_Your objective_
Set out each line from the following listing that includes the word "JSON".

_Records for the task_
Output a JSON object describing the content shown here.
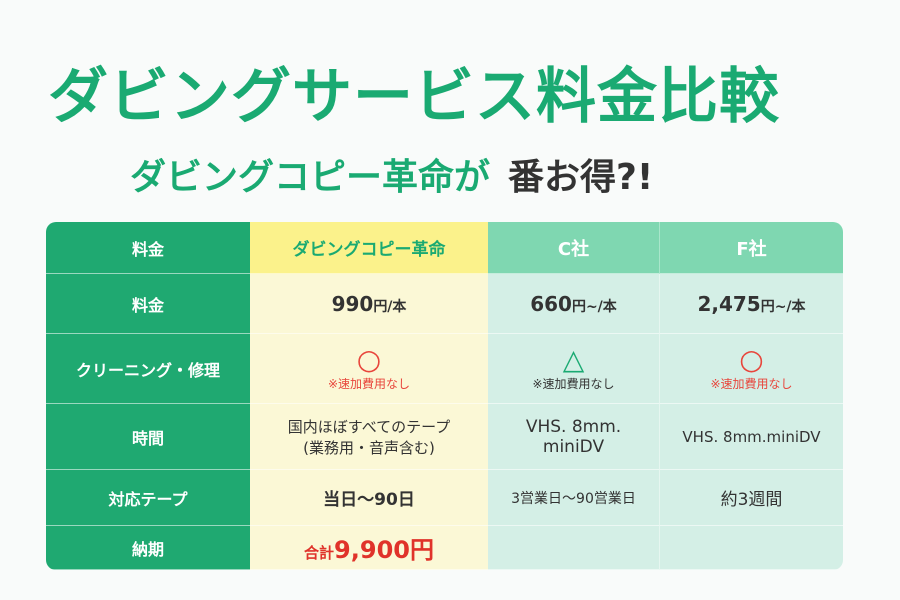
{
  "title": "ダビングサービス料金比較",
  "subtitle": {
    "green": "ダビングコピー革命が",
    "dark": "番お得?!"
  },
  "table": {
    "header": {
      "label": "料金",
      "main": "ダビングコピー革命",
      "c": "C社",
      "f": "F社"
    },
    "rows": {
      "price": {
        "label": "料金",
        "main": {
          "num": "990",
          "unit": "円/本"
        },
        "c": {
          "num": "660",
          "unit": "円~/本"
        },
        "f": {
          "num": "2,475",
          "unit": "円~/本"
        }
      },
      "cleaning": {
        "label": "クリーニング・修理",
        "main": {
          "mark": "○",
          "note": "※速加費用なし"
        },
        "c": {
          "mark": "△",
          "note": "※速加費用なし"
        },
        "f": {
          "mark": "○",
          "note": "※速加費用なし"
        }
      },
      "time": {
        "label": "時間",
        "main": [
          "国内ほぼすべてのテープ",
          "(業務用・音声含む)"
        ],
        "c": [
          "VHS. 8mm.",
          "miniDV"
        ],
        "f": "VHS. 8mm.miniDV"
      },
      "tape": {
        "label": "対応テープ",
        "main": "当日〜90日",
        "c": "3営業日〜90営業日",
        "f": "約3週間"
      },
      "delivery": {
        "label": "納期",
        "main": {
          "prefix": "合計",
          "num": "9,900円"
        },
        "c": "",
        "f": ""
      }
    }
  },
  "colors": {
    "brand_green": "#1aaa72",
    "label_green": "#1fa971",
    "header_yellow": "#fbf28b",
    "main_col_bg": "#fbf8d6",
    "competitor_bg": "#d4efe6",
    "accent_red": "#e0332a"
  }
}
...
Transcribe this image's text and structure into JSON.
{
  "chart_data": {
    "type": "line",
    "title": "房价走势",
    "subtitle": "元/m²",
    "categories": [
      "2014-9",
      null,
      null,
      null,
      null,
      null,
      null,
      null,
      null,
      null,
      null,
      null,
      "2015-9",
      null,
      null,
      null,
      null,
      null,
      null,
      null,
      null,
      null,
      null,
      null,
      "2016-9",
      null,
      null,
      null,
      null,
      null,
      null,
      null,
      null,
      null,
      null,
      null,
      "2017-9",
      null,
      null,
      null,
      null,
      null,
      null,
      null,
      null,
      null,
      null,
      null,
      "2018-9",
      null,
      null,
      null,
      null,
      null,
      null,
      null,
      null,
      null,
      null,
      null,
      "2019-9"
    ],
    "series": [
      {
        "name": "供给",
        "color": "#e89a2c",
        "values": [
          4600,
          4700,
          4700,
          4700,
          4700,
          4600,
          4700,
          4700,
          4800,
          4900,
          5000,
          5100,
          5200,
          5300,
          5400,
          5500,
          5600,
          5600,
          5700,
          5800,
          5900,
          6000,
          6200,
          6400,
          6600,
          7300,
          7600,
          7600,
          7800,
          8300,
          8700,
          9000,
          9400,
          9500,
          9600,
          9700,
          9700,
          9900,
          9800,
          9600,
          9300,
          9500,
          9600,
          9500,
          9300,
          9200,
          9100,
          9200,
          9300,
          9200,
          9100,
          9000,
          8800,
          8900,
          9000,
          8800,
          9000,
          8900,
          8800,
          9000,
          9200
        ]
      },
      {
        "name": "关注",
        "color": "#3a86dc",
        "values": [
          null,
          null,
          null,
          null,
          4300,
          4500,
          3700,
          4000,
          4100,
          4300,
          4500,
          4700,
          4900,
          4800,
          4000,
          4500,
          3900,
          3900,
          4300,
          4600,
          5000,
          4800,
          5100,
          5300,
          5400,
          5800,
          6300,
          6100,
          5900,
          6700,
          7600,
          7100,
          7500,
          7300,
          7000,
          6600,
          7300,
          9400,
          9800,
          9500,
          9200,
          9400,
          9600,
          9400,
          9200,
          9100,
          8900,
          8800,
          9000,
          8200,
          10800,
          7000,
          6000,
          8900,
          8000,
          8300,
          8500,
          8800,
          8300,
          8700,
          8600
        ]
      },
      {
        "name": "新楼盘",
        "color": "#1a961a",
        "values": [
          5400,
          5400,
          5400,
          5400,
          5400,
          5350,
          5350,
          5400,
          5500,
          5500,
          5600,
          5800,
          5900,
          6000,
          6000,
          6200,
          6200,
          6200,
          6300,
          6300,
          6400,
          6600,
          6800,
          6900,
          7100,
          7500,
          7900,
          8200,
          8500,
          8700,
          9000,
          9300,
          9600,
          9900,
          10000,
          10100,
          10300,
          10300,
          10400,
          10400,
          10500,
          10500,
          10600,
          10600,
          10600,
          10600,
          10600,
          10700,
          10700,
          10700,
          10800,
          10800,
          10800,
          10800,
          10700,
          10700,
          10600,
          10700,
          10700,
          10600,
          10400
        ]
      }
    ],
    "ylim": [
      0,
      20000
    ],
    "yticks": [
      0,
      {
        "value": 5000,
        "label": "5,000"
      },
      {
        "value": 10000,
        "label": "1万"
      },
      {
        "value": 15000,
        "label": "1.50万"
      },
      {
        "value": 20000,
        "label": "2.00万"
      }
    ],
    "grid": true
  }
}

_Written solution_
Output a JSON object describing the content shown here.
Transcribe this image's text and structure into JSON.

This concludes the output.